- **Objective**:
Repeat the data word for word. Do not include the pictures.

(Saved entries)

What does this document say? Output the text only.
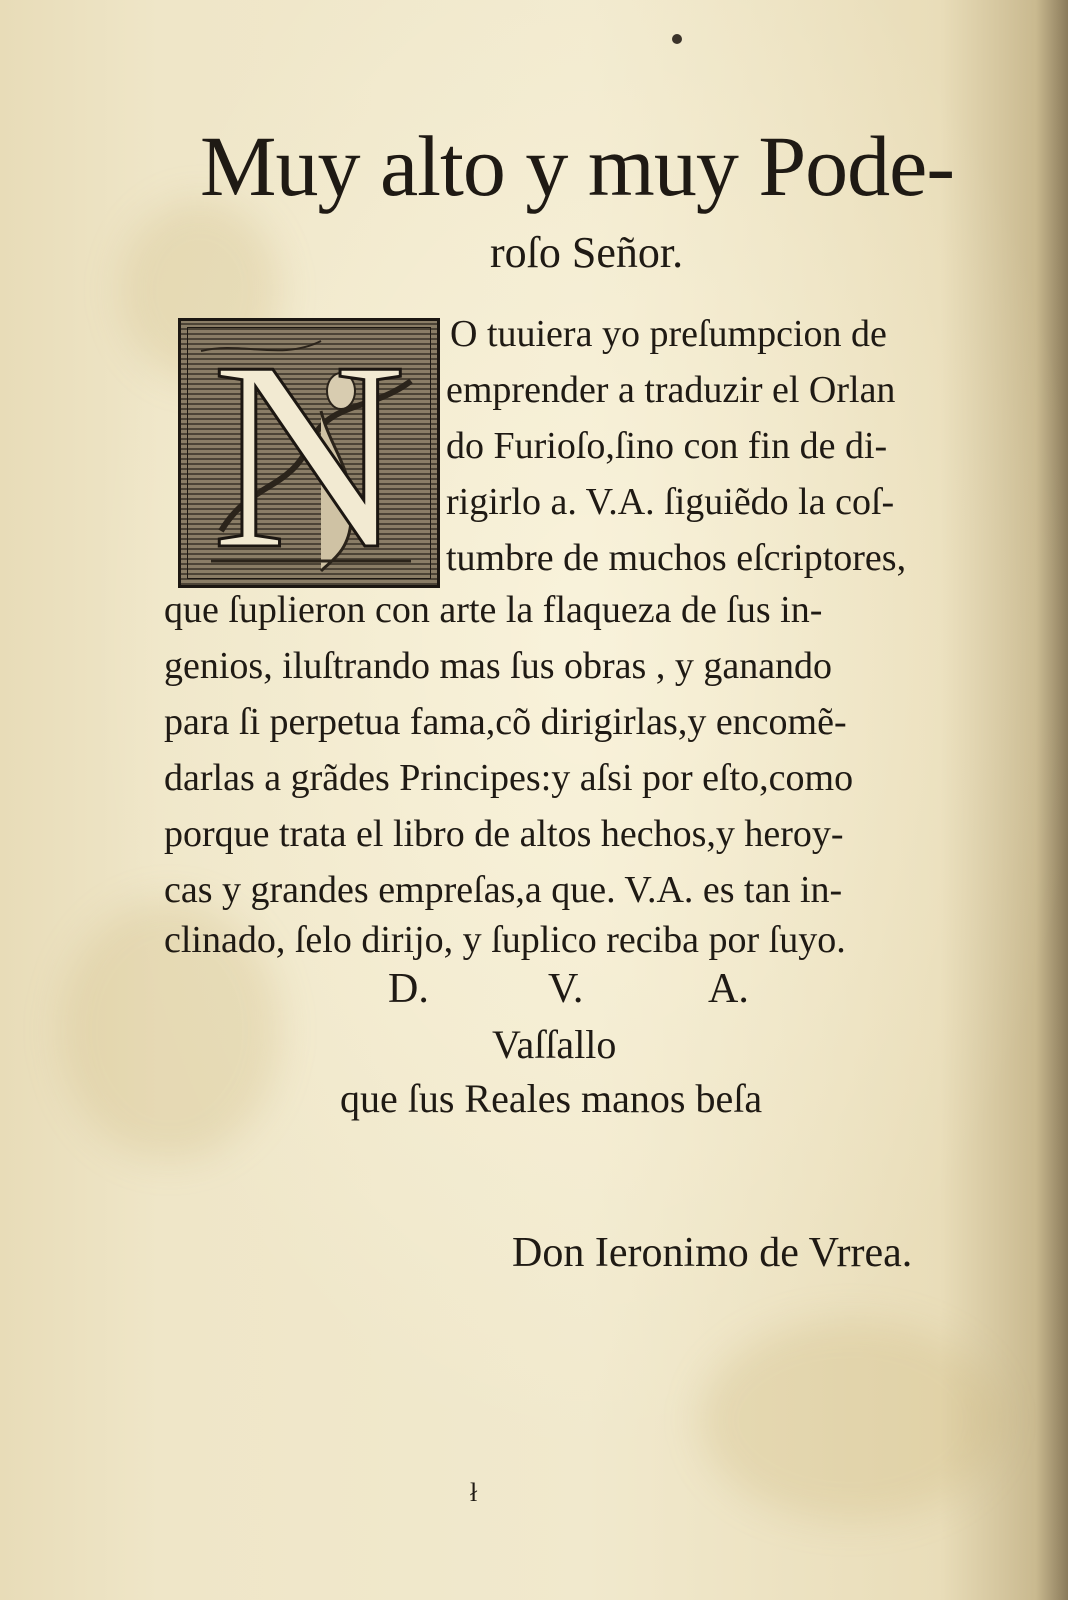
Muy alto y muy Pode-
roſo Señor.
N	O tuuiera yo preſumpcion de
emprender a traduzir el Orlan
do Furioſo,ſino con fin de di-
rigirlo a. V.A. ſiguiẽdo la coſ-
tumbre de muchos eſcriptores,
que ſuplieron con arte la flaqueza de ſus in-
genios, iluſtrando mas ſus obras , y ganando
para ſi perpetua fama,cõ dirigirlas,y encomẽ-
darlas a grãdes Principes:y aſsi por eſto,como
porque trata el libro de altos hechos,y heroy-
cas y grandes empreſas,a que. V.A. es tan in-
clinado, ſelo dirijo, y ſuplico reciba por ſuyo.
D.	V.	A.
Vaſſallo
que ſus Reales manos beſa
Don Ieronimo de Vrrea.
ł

- **Output of the exercise**:
What does this document say? Output the text only.
Muy alto y muy Pode-
roſo Señor.
N	O tuuiera yo preſumpcion de
emprender a traduzir el Orlan
do Furioſo,ſino con fin de di-
rigirlo a. V.A. ſiguiẽdo la coſ-
tumbre de muchos eſcriptores,
que ſuplieron con arte la flaqueza de ſus in-
genios, iluſtrando mas ſus obras , y ganando
para ſi perpetua fama,cõ dirigirlas,y encomẽ-
darlas a grãdes Principes:y aſsi por eſto,como
porque trata el libro de altos hechos,y heroy-
cas y grandes empreſas,a que. V.A. es tan in-
clinado, ſelo dirijo, y ſuplico reciba por ſuyo.
D.	V.	A.
Vaſſallo
que ſus Reales manos beſa
Don Ieronimo de Vrrea.
ł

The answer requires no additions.